What the task asks: Skip the pictures. Reproduce all other material exactly.

--

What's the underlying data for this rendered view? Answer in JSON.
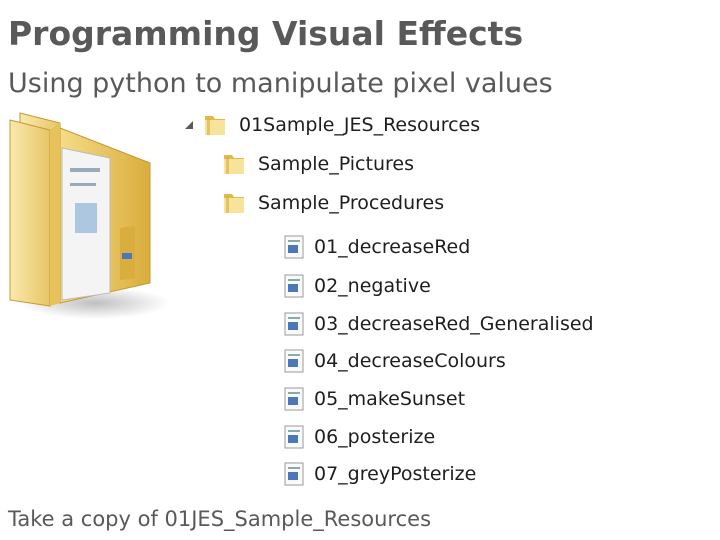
{
  "slide": {
    "title": "Programming Visual Effects",
    "subtitle": "Using python to manipulate pixel values",
    "footer": "Take a copy of 01JES_Sample_Resources"
  },
  "tree": {
    "root": {
      "label": "01Sample_JES_Resources",
      "icon": "folder-icon",
      "expanded": true
    },
    "folders": [
      {
        "label": "Sample_Pictures",
        "icon": "folder-icon"
      },
      {
        "label": "Sample_Procedures",
        "icon": "folder-icon",
        "expanded": true
      }
    ],
    "files": [
      {
        "label": "01_decreaseRed",
        "icon": "python-file-icon"
      },
      {
        "label": "02_negative",
        "icon": "python-file-icon"
      },
      {
        "label": "03_decreaseRed_Generalised",
        "icon": "python-file-icon"
      },
      {
        "label": "04_decreaseColours",
        "icon": "python-file-icon"
      },
      {
        "label": "05_makeSunset",
        "icon": "python-file-icon"
      },
      {
        "label": "06_posterize",
        "icon": "python-file-icon"
      },
      {
        "label": "07_greyPosterize",
        "icon": "python-file-icon"
      }
    ]
  },
  "colors": {
    "text": "#595959",
    "folder_light": "#f7e39a",
    "folder_dark": "#e3b94a",
    "file_icon_blue": "#4a78b8"
  }
}
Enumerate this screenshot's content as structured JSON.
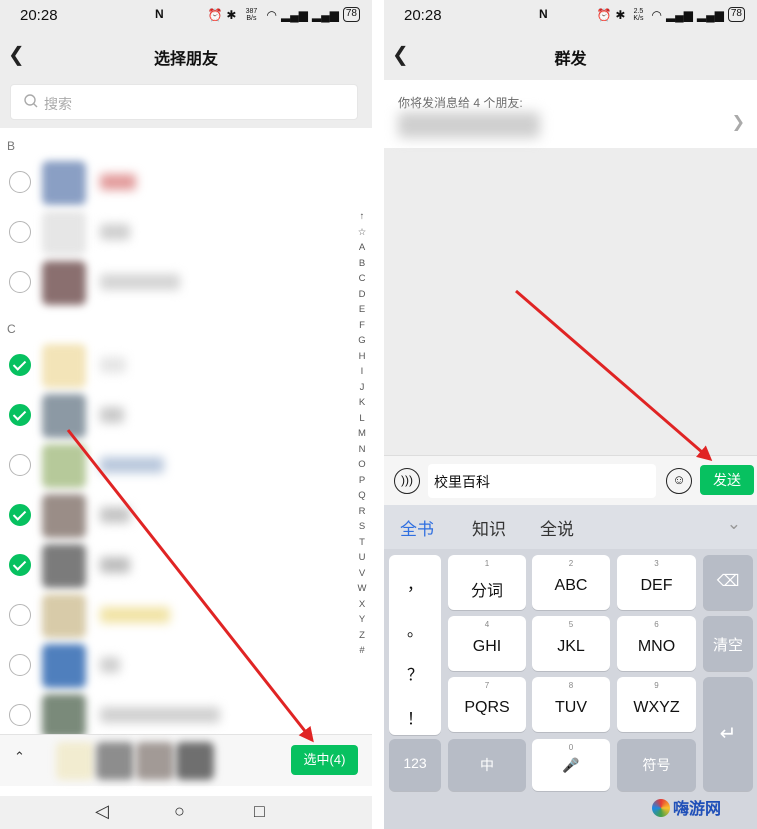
{
  "status_left": {
    "time": "20:28",
    "net_speed": "387 B/s",
    "battery": "78"
  },
  "status_right": {
    "time": "20:28",
    "net_speed": "2.5 K/s",
    "battery": "78"
  },
  "left": {
    "title": "选择朋友",
    "search_placeholder": "搜索",
    "sections": [
      "B",
      "C"
    ],
    "contacts": [
      {
        "checked": false,
        "avatar": "#8a9fc4",
        "name_color": "#e29a9a",
        "name_w": 36
      },
      {
        "checked": false,
        "avatar": "#e6e6e6",
        "name_color": "#cfcfcf",
        "name_w": 30
      },
      {
        "checked": false,
        "avatar": "#8a6f6f",
        "name_color": "#d4d4d4",
        "name_w": 80
      },
      {
        "checked": true,
        "avatar": "#f3e4b8",
        "name_color": "#e5e5e5",
        "name_w": 26
      },
      {
        "checked": true,
        "avatar": "#8c99a4",
        "name_color": "#c9c9c9",
        "name_w": 24
      },
      {
        "checked": false,
        "avatar": "#b6c99a",
        "name_color": "#b8c7dc",
        "name_w": 64
      },
      {
        "checked": true,
        "avatar": "#9a8d87",
        "name_color": "#c4c4c4",
        "name_w": 30
      },
      {
        "checked": true,
        "avatar": "#7b7b7b",
        "name_color": "#bdbdbd",
        "name_w": 30
      },
      {
        "checked": false,
        "avatar": "#d8cba9",
        "name_color": "#f1e3a4",
        "name_w": 70
      },
      {
        "checked": false,
        "avatar": "#4f7fbd",
        "name_color": "#cfcfcf",
        "name_w": 20
      },
      {
        "checked": false,
        "avatar": "#7a8a7a",
        "name_color": "#d0d0d0",
        "name_w": 120
      }
    ],
    "index": [
      "↑",
      "☆",
      "A",
      "B",
      "C",
      "D",
      "E",
      "F",
      "G",
      "H",
      "I",
      "J",
      "K",
      "L",
      "M",
      "N",
      "O",
      "P",
      "Q",
      "R",
      "S",
      "T",
      "U",
      "V",
      "W",
      "X",
      "Y",
      "Z",
      "#"
    ],
    "select_button": "选中(4)",
    "selected_avatars": [
      "#f2ecd0",
      "#8d8d8d",
      "#a29a96",
      "#6f6f6f"
    ]
  },
  "right": {
    "title": "群发",
    "recipients_label": "你将发消息给 4 个朋友:",
    "message_text": "校里百科",
    "send_button": "发送",
    "kb_tabs": [
      "全书",
      "知识",
      "全说"
    ],
    "punct": [
      "，",
      "。",
      "？",
      "！"
    ],
    "keys": [
      {
        "num": "1",
        "label": "分词"
      },
      {
        "num": "2",
        "label": "ABC"
      },
      {
        "num": "3",
        "label": "DEF"
      },
      {
        "num": "4",
        "label": "GHI"
      },
      {
        "num": "5",
        "label": "JKL"
      },
      {
        "num": "6",
        "label": "MNO"
      },
      {
        "num": "7",
        "label": "PQRS"
      },
      {
        "num": "8",
        "label": "TUV"
      },
      {
        "num": "9",
        "label": "WXYZ"
      }
    ],
    "clear_key": "清空",
    "bottom_keys": {
      "num": "123",
      "lang": "中",
      "space_num": "0",
      "symbol": "符号"
    }
  },
  "watermark": "嗨游网",
  "colors": {
    "accent": "#07c160",
    "arrow": "#e02424",
    "tab_active": "#2f6fe0"
  }
}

--

Solution for this task:
What's the underlying data for this rendered view? Answer in JSON.
{
  "slide": {
    "title": "Programming Visual Effects",
    "subtitle": "Using python to manipulate pixel values",
    "footer": "Take a copy of 01JES_Sample_Resources"
  },
  "tree": {
    "root": {
      "label": "01Sample_JES_Resources",
      "icon": "folder-icon",
      "expanded": true
    },
    "folders": [
      {
        "label": "Sample_Pictures",
        "icon": "folder-icon"
      },
      {
        "label": "Sample_Procedures",
        "icon": "folder-icon",
        "expanded": true
      }
    ],
    "files": [
      {
        "label": "01_decreaseRed",
        "icon": "python-file-icon"
      },
      {
        "label": "02_negative",
        "icon": "python-file-icon"
      },
      {
        "label": "03_decreaseRed_Generalised",
        "icon": "python-file-icon"
      },
      {
        "label": "04_decreaseColours",
        "icon": "python-file-icon"
      },
      {
        "label": "05_makeSunset",
        "icon": "python-file-icon"
      },
      {
        "label": "06_posterize",
        "icon": "python-file-icon"
      },
      {
        "label": "07_greyPosterize",
        "icon": "python-file-icon"
      }
    ]
  },
  "colors": {
    "text": "#595959",
    "folder_light": "#f7e39a",
    "folder_dark": "#e3b94a",
    "file_icon_blue": "#4a78b8"
  }
}
Enumerate this screenshot's content as structured JSON.
{
  "status_left": {
    "time": "20:28",
    "net_speed": "387 B/s",
    "battery": "78"
  },
  "status_right": {
    "time": "20:28",
    "net_speed": "2.5 K/s",
    "battery": "78"
  },
  "left": {
    "title": "选择朋友",
    "search_placeholder": "搜索",
    "sections": [
      "B",
      "C"
    ],
    "contacts": [
      {
        "checked": false,
        "avatar": "#8a9fc4",
        "name_color": "#e29a9a",
        "name_w": 36
      },
      {
        "checked": false,
        "avatar": "#e6e6e6",
        "name_color": "#cfcfcf",
        "name_w": 30
      },
      {
        "checked": false,
        "avatar": "#8a6f6f",
        "name_color": "#d4d4d4",
        "name_w": 80
      },
      {
        "checked": true,
        "avatar": "#f3e4b8",
        "name_color": "#e5e5e5",
        "name_w": 26
      },
      {
        "checked": true,
        "avatar": "#8c99a4",
        "name_color": "#c9c9c9",
        "name_w": 24
      },
      {
        "checked": false,
        "avatar": "#b6c99a",
        "name_color": "#b8c7dc",
        "name_w": 64
      },
      {
        "checked": true,
        "avatar": "#9a8d87",
        "name_color": "#c4c4c4",
        "name_w": 30
      },
      {
        "checked": true,
        "avatar": "#7b7b7b",
        "name_color": "#bdbdbd",
        "name_w": 30
      },
      {
        "checked": false,
        "avatar": "#d8cba9",
        "name_color": "#f1e3a4",
        "name_w": 70
      },
      {
        "checked": false,
        "avatar": "#4f7fbd",
        "name_color": "#cfcfcf",
        "name_w": 20
      },
      {
        "checked": false,
        "avatar": "#7a8a7a",
        "name_color": "#d0d0d0",
        "name_w": 120
      }
    ],
    "index": [
      "↑",
      "☆",
      "A",
      "B",
      "C",
      "D",
      "E",
      "F",
      "G",
      "H",
      "I",
      "J",
      "K",
      "L",
      "M",
      "N",
      "O",
      "P",
      "Q",
      "R",
      "S",
      "T",
      "U",
      "V",
      "W",
      "X",
      "Y",
      "Z",
      "#"
    ],
    "select_button": "选中(4)",
    "selected_avatars": [
      "#f2ecd0",
      "#8d8d8d",
      "#a29a96",
      "#6f6f6f"
    ]
  },
  "right": {
    "title": "群发",
    "recipients_label": "你将发消息给 4 个朋友:",
    "message_text": "校里百科",
    "send_button": "发送",
    "kb_tabs": [
      "全书",
      "知识",
      "全说"
    ],
    "punct": [
      "，",
      "。",
      "？",
      "！"
    ],
    "keys": [
      {
        "num": "1",
        "label": "分词"
      },
      {
        "num": "2",
        "label": "ABC"
      },
      {
        "num": "3",
        "label": "DEF"
      },
      {
        "num": "4",
        "label": "GHI"
      },
      {
        "num": "5",
        "label": "JKL"
      },
      {
        "num": "6",
        "label": "MNO"
      },
      {
        "num": "7",
        "label": "PQRS"
      },
      {
        "num": "8",
        "label": "TUV"
      },
      {
        "num": "9",
        "label": "WXYZ"
      }
    ],
    "clear_key": "清空",
    "bottom_keys": {
      "num": "123",
      "lang": "中",
      "space_num": "0",
      "symbol": "符号"
    }
  },
  "watermark": "嗨游网",
  "colors": {
    "accent": "#07c160",
    "arrow": "#e02424",
    "tab_active": "#2f6fe0"
  }
}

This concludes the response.